■ Objective
Go through the listing and set it down exactly, leaving out its pictures.

■ Recorded information

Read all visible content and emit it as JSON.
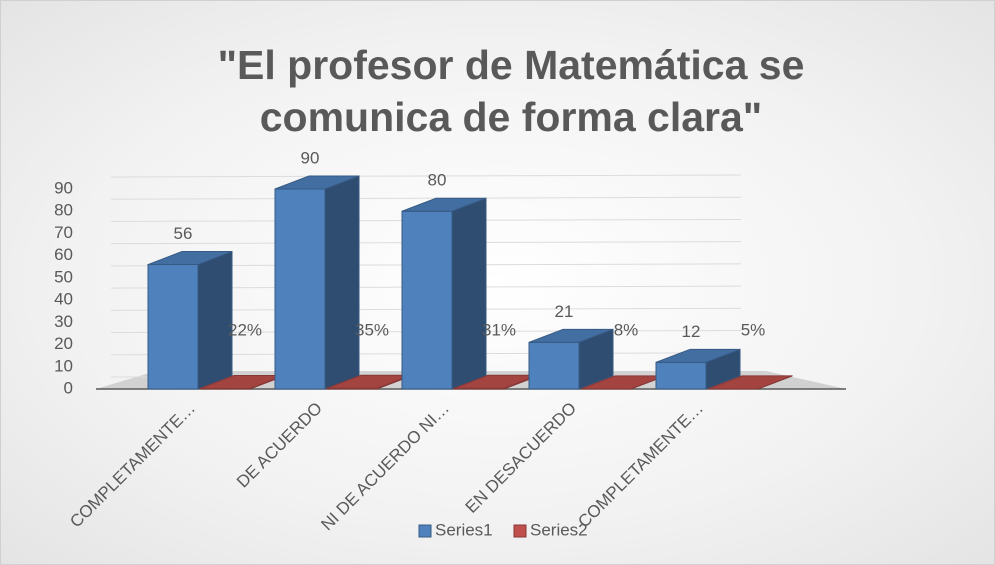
{
  "chart_data": {
    "type": "bar3d",
    "title": "\"El profesor de Matemática se comunica de forma clara\"",
    "categories": [
      "COMPLETAMENTE…",
      "DE ACUERDO",
      "NI DE ACUERDO NI…",
      "EN DESACUERDO",
      "COMPLETAMENTE…"
    ],
    "series": [
      {
        "name": "Series1",
        "color": "#4f81bd",
        "values": [
          56,
          90,
          80,
          21,
          12
        ]
      },
      {
        "name": "Series2",
        "color": "#c0504d",
        "values": [
          0.22,
          0.35,
          0.31,
          0.08,
          0.05
        ],
        "value_labels": [
          "22%",
          "35%",
          "31%",
          "8%",
          "5%"
        ]
      }
    ],
    "ylim": [
      0,
      90
    ],
    "yticks": [
      0,
      10,
      20,
      30,
      40,
      50,
      60,
      70,
      80,
      90
    ],
    "grid": true,
    "legend": "bottom"
  }
}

■ Answer to this problem
Read all visible content and emit it as JSON.
{
  "chart_data": {
    "type": "bar3d",
    "title": "\"El profesor de Matemática se comunica de forma clara\"",
    "categories": [
      "COMPLETAMENTE…",
      "DE ACUERDO",
      "NI DE ACUERDO NI…",
      "EN DESACUERDO",
      "COMPLETAMENTE…"
    ],
    "series": [
      {
        "name": "Series1",
        "color": "#4f81bd",
        "values": [
          56,
          90,
          80,
          21,
          12
        ]
      },
      {
        "name": "Series2",
        "color": "#c0504d",
        "values": [
          0.22,
          0.35,
          0.31,
          0.08,
          0.05
        ],
        "value_labels": [
          "22%",
          "35%",
          "31%",
          "8%",
          "5%"
        ]
      }
    ],
    "ylim": [
      0,
      90
    ],
    "yticks": [
      0,
      10,
      20,
      30,
      40,
      50,
      60,
      70,
      80,
      90
    ],
    "grid": true,
    "legend": "bottom"
  }
}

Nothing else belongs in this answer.